* Stated goal *
Set down the full listing exactly as given. Any pictures are to be left out.

* Dataset content *

-.-.-

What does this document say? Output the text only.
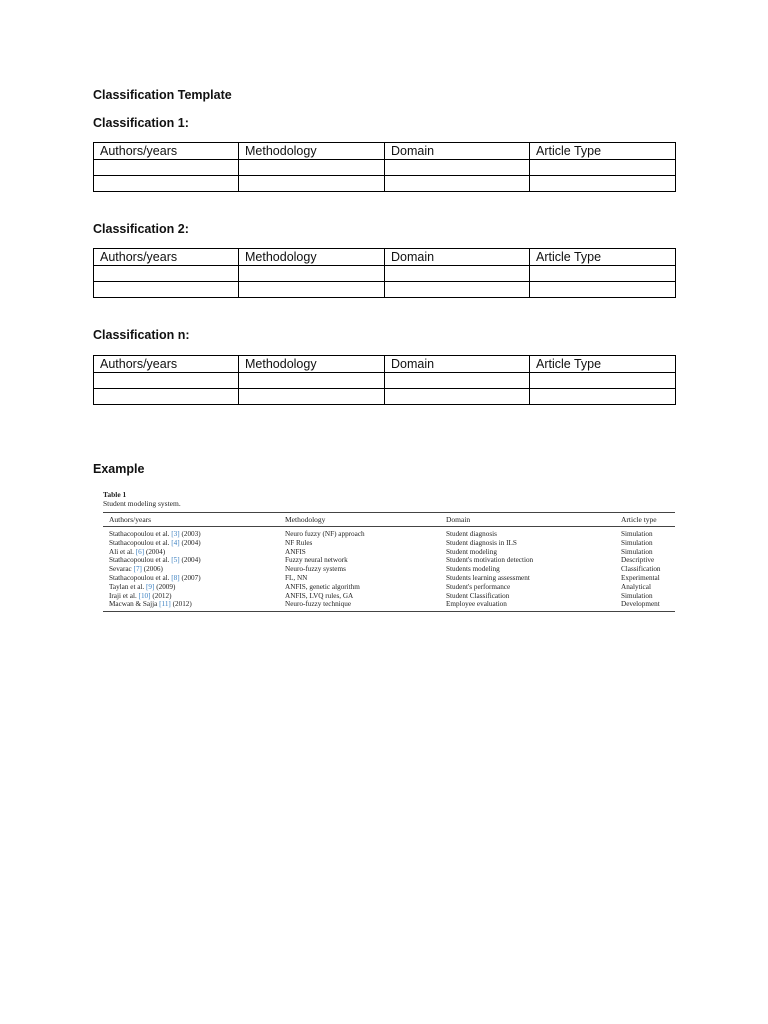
Classification Template
Classification 1:
Authors/years	Methodology	Domain	Article Type

Classification 2:
Authors/years	Methodology	Domain	Article Type

Classification n:
Authors/years	Methodology	Domain	Article Type

Example
Table 1
Student modeling system.
Authors/years	Methodology	Domain	Article type
Stathacopoulou et al. [3] (2003)	Neuro fuzzy (NF) approach	Student diagnosis	Simulation
Stathacopoulou et al. [4] (2004)	NF Rules	Student diagnosis in ILS	Simulation
Ali et al. [6] (2004)	ANFIS	Student modeling	Simulation
Stathacopoulou et al. [5] (2004)	Fuzzy neural network	Student's motivation detection	Descriptive
Sevarac [7] (2006)	Neuro-fuzzy systems	Students modeling	Classification
Stathacopoulou et al. [8] (2007)	FL, NN	Students learning assessment	Experimental
Taylan et al. [9] (2009)	ANFIS, genetic algorithm	Student's performance	Analytical
Iraji et al. [10] (2012)	ANFIS, LVQ rules, GA	Student Classification	Simulation
Macwan & Sajja [11] (2012)	Neuro-fuzzy technique	Employee evaluation	Development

-.-.-

* Answer below *
What does this document say? Output the text only.
Classification Template
Classification 1:
Authors/years	Methodology	Domain	Article Type

Classification 2:
Authors/years	Methodology	Domain	Article Type

Classification n:
Authors/years	Methodology	Domain	Article Type

Example
Table 1
Student modeling system.
Authors/years	Methodology	Domain	Article type
Stathacopoulou et al. [3] (2003)	Neuro fuzzy (NF) approach	Student diagnosis	Simulation
Stathacopoulou et al. [4] (2004)	NF Rules	Student diagnosis in ILS	Simulation
Ali et al. [6] (2004)	ANFIS	Student modeling	Simulation
Stathacopoulou et al. [5] (2004)	Fuzzy neural network	Student's motivation detection	Descriptive
Sevarac [7] (2006)	Neuro-fuzzy systems	Students modeling	Classification
Stathacopoulou et al. [8] (2007)	FL, NN	Students learning assessment	Experimental
Taylan et al. [9] (2009)	ANFIS, genetic algorithm	Student's performance	Analytical
Iraji et al. [10] (2012)	ANFIS, LVQ rules, GA	Student Classification	Simulation
Macwan & Sajja [11] (2012)	Neuro-fuzzy technique	Employee evaluation	Development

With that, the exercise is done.